■ **REQUIREMENT**
Copy out all the lines where "panel" shows up.

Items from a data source
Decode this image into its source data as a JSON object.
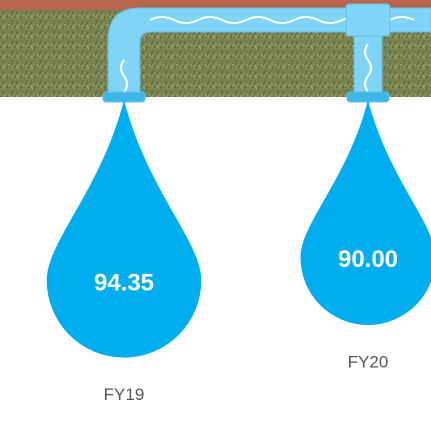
{
  "chart_data": {
    "type": "drop",
    "categories": [
      "FY19",
      "FY20"
    ],
    "values": [
      94.35,
      90.0
    ],
    "value_labels": [
      "94.35",
      "90.00"
    ],
    "color": "#00aeef"
  }
}
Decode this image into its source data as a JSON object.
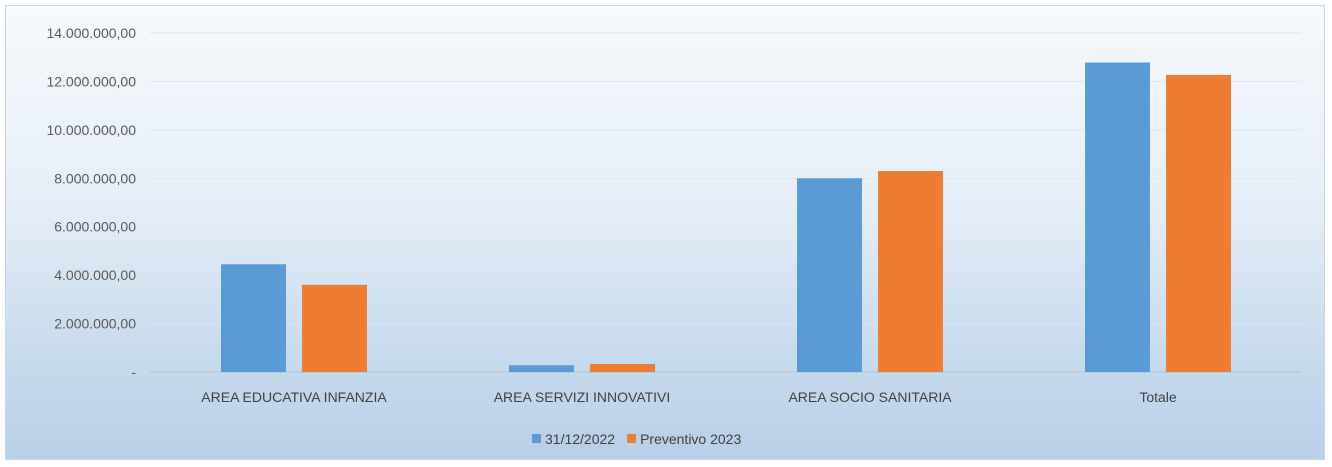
{
  "chart_data": {
    "type": "bar",
    "title": "",
    "xlabel": "",
    "ylabel": "",
    "categories": [
      "AREA EDUCATIVA INFANZIA",
      "AREA SERVIZI INNOVATIVI",
      "AREA SOCIO SANITARIA",
      "Totale"
    ],
    "series": [
      {
        "name": "31/12/2022",
        "color": "#5b9bd5",
        "values": [
          4450000,
          280000,
          8000000,
          12780000
        ]
      },
      {
        "name": "Preventivo 2023",
        "color": "#ed7d31",
        "values": [
          3600000,
          330000,
          8300000,
          12270000
        ]
      }
    ],
    "ylim": [
      0,
      14000000
    ],
    "yticks": [
      0,
      2000000,
      4000000,
      6000000,
      8000000,
      10000000,
      12000000,
      14000000
    ],
    "ytick_labels": [
      "-",
      "2.000.000,00",
      "4.000.000,00",
      "6.000.000,00",
      "8.000.000,00",
      "10.000.000,00",
      "12.000.000,00",
      "14.000.000,00"
    ],
    "grid": true,
    "legend_position": "bottom"
  }
}
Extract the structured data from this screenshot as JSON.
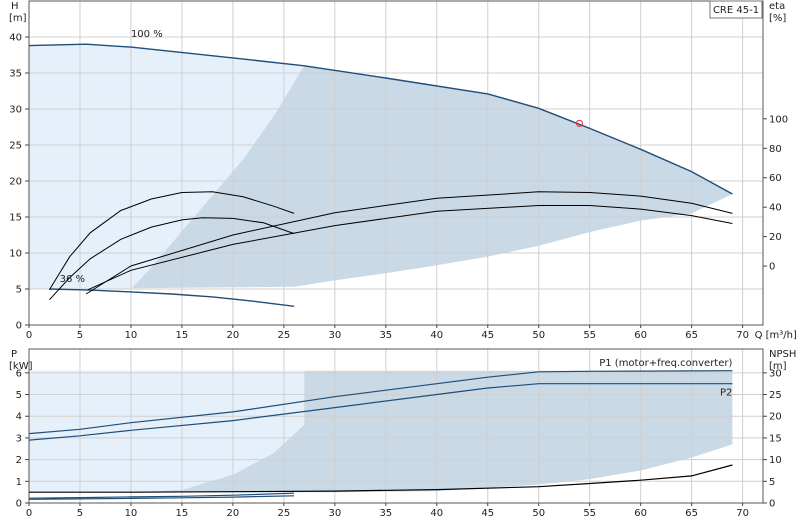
{
  "model_label": "CRE 45-1",
  "chart_data": [
    {
      "type": "line",
      "panel": "head-efficiency",
      "x_axis": {
        "label": "Q [m³/h]",
        "range": [
          0,
          72
        ],
        "ticks": [
          0,
          5,
          10,
          15,
          20,
          25,
          30,
          35,
          40,
          45,
          50,
          55,
          60,
          65,
          70
        ]
      },
      "y_left": {
        "label_line1": "H",
        "label_line2": "[m]",
        "range": [
          0,
          45
        ],
        "ticks": [
          0,
          5,
          10,
          15,
          20,
          25,
          30,
          35,
          40
        ]
      },
      "y_right": {
        "label_line1": "eta",
        "label_line2": "[%]",
        "range": [
          -40,
          180
        ],
        "ticks": [
          0,
          20,
          40,
          60,
          80,
          100
        ]
      },
      "grid": true,
      "colors": {
        "operating_area_light": "#e6f0fa",
        "operating_area_dark": "#c9d9e6",
        "head_curve": "#1f4e79",
        "eta_curve": "#000000",
        "duty_point": "#e03030"
      },
      "operating_area": {
        "outer": [
          [
            0,
            38.8
          ],
          [
            5.6,
            39
          ],
          [
            10,
            38.6
          ],
          [
            20,
            37.1
          ],
          [
            27,
            36
          ],
          [
            35,
            34.3
          ],
          [
            45,
            32.1
          ],
          [
            50,
            30.1
          ],
          [
            55,
            27.3
          ],
          [
            60,
            24.4
          ],
          [
            65,
            21.3
          ],
          [
            69,
            18.2
          ],
          [
            65,
            15.5
          ],
          [
            60,
            14.5
          ],
          [
            55,
            12.9
          ],
          [
            50,
            11
          ],
          [
            45,
            9.5
          ],
          [
            40,
            8.3
          ],
          [
            35,
            7.2
          ],
          [
            30,
            6.2
          ],
          [
            26,
            5.3
          ],
          [
            2,
            5
          ],
          [
            0,
            5
          ]
        ],
        "inner": [
          [
            0,
            38.8
          ],
          [
            5.6,
            39
          ],
          [
            10,
            38.6
          ],
          [
            20,
            37.1
          ],
          [
            27,
            36
          ],
          [
            24,
            29
          ],
          [
            21,
            23
          ],
          [
            18,
            18
          ],
          [
            15,
            13
          ],
          [
            12,
            8
          ],
          [
            10,
            5
          ],
          [
            2,
            5
          ],
          [
            0,
            5
          ]
        ]
      },
      "series": [
        {
          "name": "100 %",
          "role": "head",
          "x": [
            0,
            5.6,
            10,
            20,
            27,
            35,
            45,
            50,
            55,
            60,
            65,
            69
          ],
          "y": [
            38.8,
            39,
            38.6,
            37.1,
            36,
            34.3,
            32.1,
            30.1,
            27.3,
            24.4,
            21.3,
            18.2
          ]
        },
        {
          "name": "36 %",
          "role": "head",
          "x": [
            2,
            6,
            10,
            14,
            18,
            22,
            26
          ],
          "y": [
            5,
            4.85,
            4.6,
            4.3,
            3.9,
            3.3,
            2.6
          ]
        },
        {
          "role": "eta",
          "x": [
            5.6,
            10,
            20,
            30,
            40,
            50,
            55,
            60,
            65,
            69
          ],
          "y": [
            4.3,
            8.2,
            12.5,
            15.6,
            17.6,
            18.5,
            18.4,
            17.9,
            16.9,
            15.5
          ]
        },
        {
          "role": "eta",
          "x": [
            5.8,
            10,
            20,
            30,
            40,
            50,
            55,
            60,
            65,
            69
          ],
          "y": [
            4.9,
            7.6,
            11.2,
            13.8,
            15.8,
            16.6,
            16.6,
            16.1,
            15.2,
            14.1
          ]
        },
        {
          "role": "eta",
          "x": [
            2,
            4,
            6,
            9,
            12,
            15,
            18,
            21,
            24,
            26
          ],
          "y": [
            4.9,
            9.5,
            12.8,
            15.9,
            17.5,
            18.4,
            18.5,
            17.8,
            16.5,
            15.5
          ]
        },
        {
          "role": "eta",
          "x": [
            2,
            4,
            6,
            9,
            12,
            15,
            17,
            20,
            23,
            26
          ],
          "y": [
            3.5,
            6.6,
            9.2,
            11.9,
            13.6,
            14.6,
            14.9,
            14.8,
            14.2,
            12.7
          ]
        }
      ],
      "annotations": [
        {
          "text": "100 %",
          "x": 10,
          "y": 40
        },
        {
          "text": "36 %",
          "x": 3,
          "y": 6
        }
      ],
      "duty_point": {
        "x": 54,
        "y": 28
      }
    },
    {
      "type": "line",
      "panel": "power-npsh",
      "x_axis": {
        "range": [
          0,
          72
        ],
        "ticks": [
          0,
          5,
          10,
          15,
          20,
          25,
          30,
          35,
          40,
          45,
          50,
          55,
          60,
          65,
          70
        ]
      },
      "y_left": {
        "label_line1": "P",
        "label_line2": "[kW]",
        "range": [
          0,
          7.1
        ],
        "ticks": [
          0,
          1,
          2,
          3,
          4,
          5,
          6
        ]
      },
      "y_right": {
        "label_line1": "NPSH",
        "label_line2": "[m]",
        "range": [
          0,
          35.5
        ],
        "ticks": [
          0,
          5,
          10,
          15,
          20,
          25,
          30
        ]
      },
      "grid": true,
      "colors": {
        "power_curve": "#1f4e79",
        "npsh_curve": "#000000"
      },
      "operating_area": {
        "outer": [
          [
            0,
            0.5
          ],
          [
            10,
            0.5
          ],
          [
            20,
            0.5
          ],
          [
            26,
            0.5
          ],
          [
            30,
            0.5
          ],
          [
            40,
            0.55
          ],
          [
            50,
            0.85
          ],
          [
            55,
            1.1
          ],
          [
            60,
            1.5
          ],
          [
            65,
            2.1
          ],
          [
            69,
            2.7
          ],
          [
            69,
            6.1
          ],
          [
            27,
            6.1
          ],
          [
            0,
            6.1
          ]
        ],
        "inner": [
          [
            0,
            0.5
          ],
          [
            10,
            0.5
          ],
          [
            15,
            0.6
          ],
          [
            20,
            1.3
          ],
          [
            24,
            2.3
          ],
          [
            27,
            3.6
          ],
          [
            27,
            6.1
          ],
          [
            0,
            6.1
          ]
        ]
      },
      "series": [
        {
          "name": "P1 (motor+freq.converter)",
          "role": "power",
          "x": [
            0,
            5,
            10,
            20,
            30,
            40,
            45,
            50,
            55,
            60,
            65,
            69
          ],
          "y": [
            3.2,
            3.4,
            3.7,
            4.2,
            4.9,
            5.5,
            5.8,
            6.05,
            6.07,
            6.08,
            6.09,
            6.1
          ]
        },
        {
          "name": "P2",
          "role": "power",
          "x": [
            0,
            5,
            10,
            20,
            30,
            40,
            45,
            50,
            55,
            60,
            65,
            69
          ],
          "y": [
            2.9,
            3.1,
            3.35,
            3.8,
            4.4,
            5.0,
            5.3,
            5.5,
            5.5,
            5.5,
            5.5,
            5.5
          ]
        },
        {
          "role": "power",
          "x": [
            0,
            5,
            10,
            15,
            20,
            26
          ],
          "y": [
            0.22,
            0.25,
            0.28,
            0.31,
            0.36,
            0.45
          ]
        },
        {
          "role": "power",
          "x": [
            0,
            5,
            10,
            15,
            20,
            26
          ],
          "y": [
            0.17,
            0.19,
            0.21,
            0.24,
            0.27,
            0.33
          ]
        },
        {
          "role": "npsh",
          "x": [
            0,
            10,
            20,
            30,
            40,
            50,
            55,
            60,
            65,
            69
          ],
          "y": [
            0.5,
            0.5,
            0.52,
            0.55,
            0.62,
            0.75,
            0.9,
            1.05,
            1.25,
            1.75
          ]
        }
      ],
      "legend": [
        {
          "text": "P1 (motor+freq.converter)",
          "x": 69,
          "y": 6.45
        },
        {
          "text": "P2",
          "x": 69,
          "y": 5.1
        }
      ]
    }
  ]
}
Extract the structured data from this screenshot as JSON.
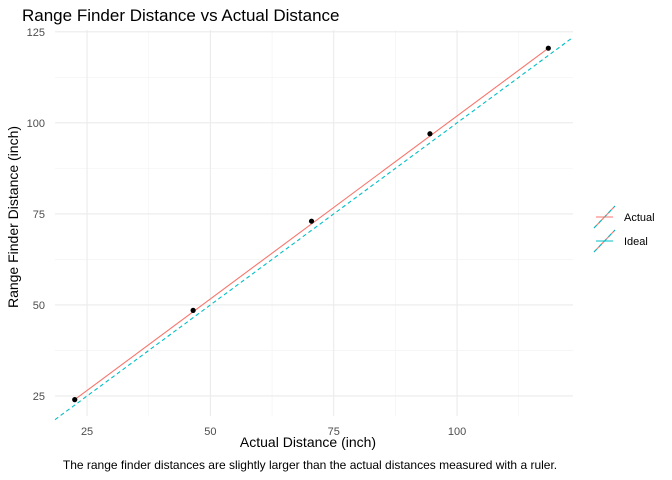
{
  "chart_data": {
    "type": "scatter",
    "title": "Range Finder Distance vs Actual Distance",
    "xlabel": "Actual Distance (inch)",
    "ylabel": "Range Finder Distance (inch)",
    "caption": "The range finder distances are slightly larger than the actual distances measured with a ruler.",
    "xlim": [
      18.5,
      123.5
    ],
    "ylim": [
      19.5,
      125.5
    ],
    "x_ticks": [
      25,
      50,
      75,
      100
    ],
    "y_ticks": [
      25,
      50,
      75,
      100,
      125
    ],
    "grid": true,
    "legend_position": "right",
    "points": {
      "x": [
        22.5,
        46.5,
        70.5,
        94.5,
        118.5
      ],
      "y": [
        24,
        48.5,
        73,
        97,
        120.5
      ],
      "color": "#000000"
    },
    "series": [
      {
        "name": "Actual",
        "style": "solid",
        "color": "#F8766D",
        "x": [
          22.5,
          118.5
        ],
        "y": [
          24,
          120.5
        ]
      },
      {
        "name": "Ideal",
        "style": "dashed",
        "color": "#00BFC4",
        "x": [
          18.5,
          123.5
        ],
        "y": [
          18.5,
          123.5
        ]
      }
    ]
  }
}
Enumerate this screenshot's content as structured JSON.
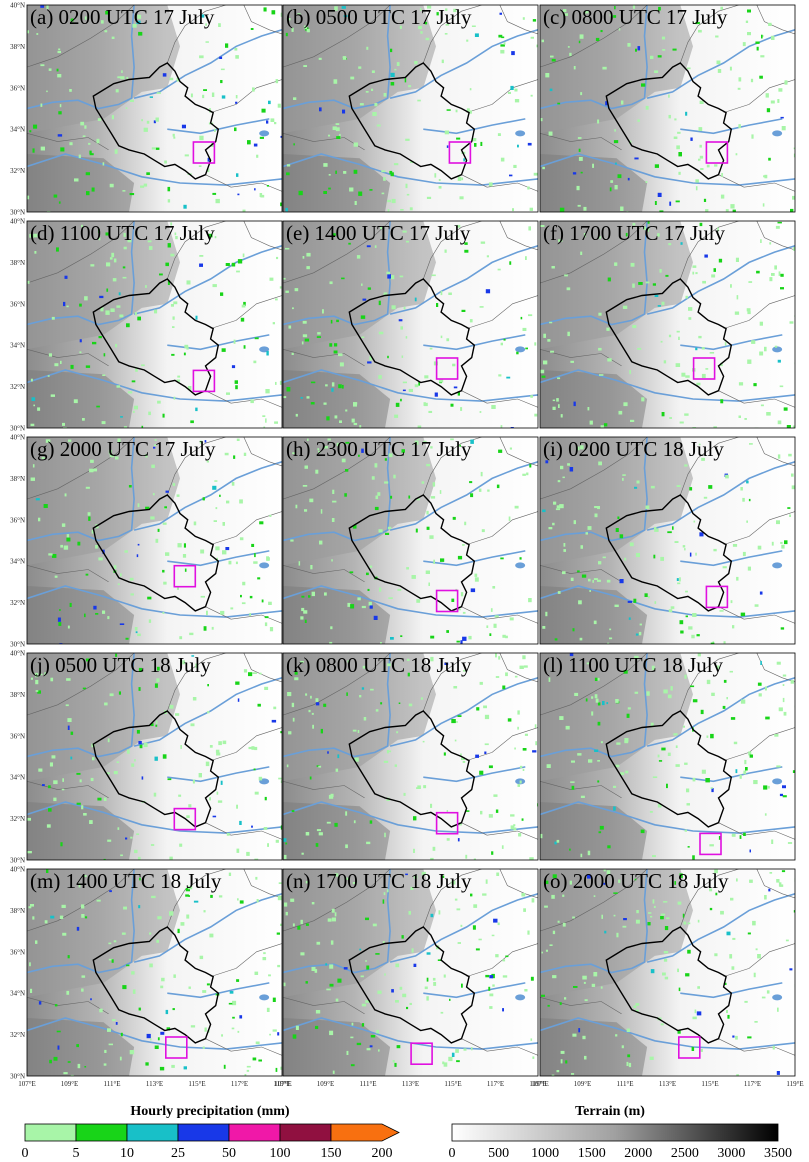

■ **TASK OUTPUT**
      "panel": "head-efficiency",
      "panel": "power-npsh",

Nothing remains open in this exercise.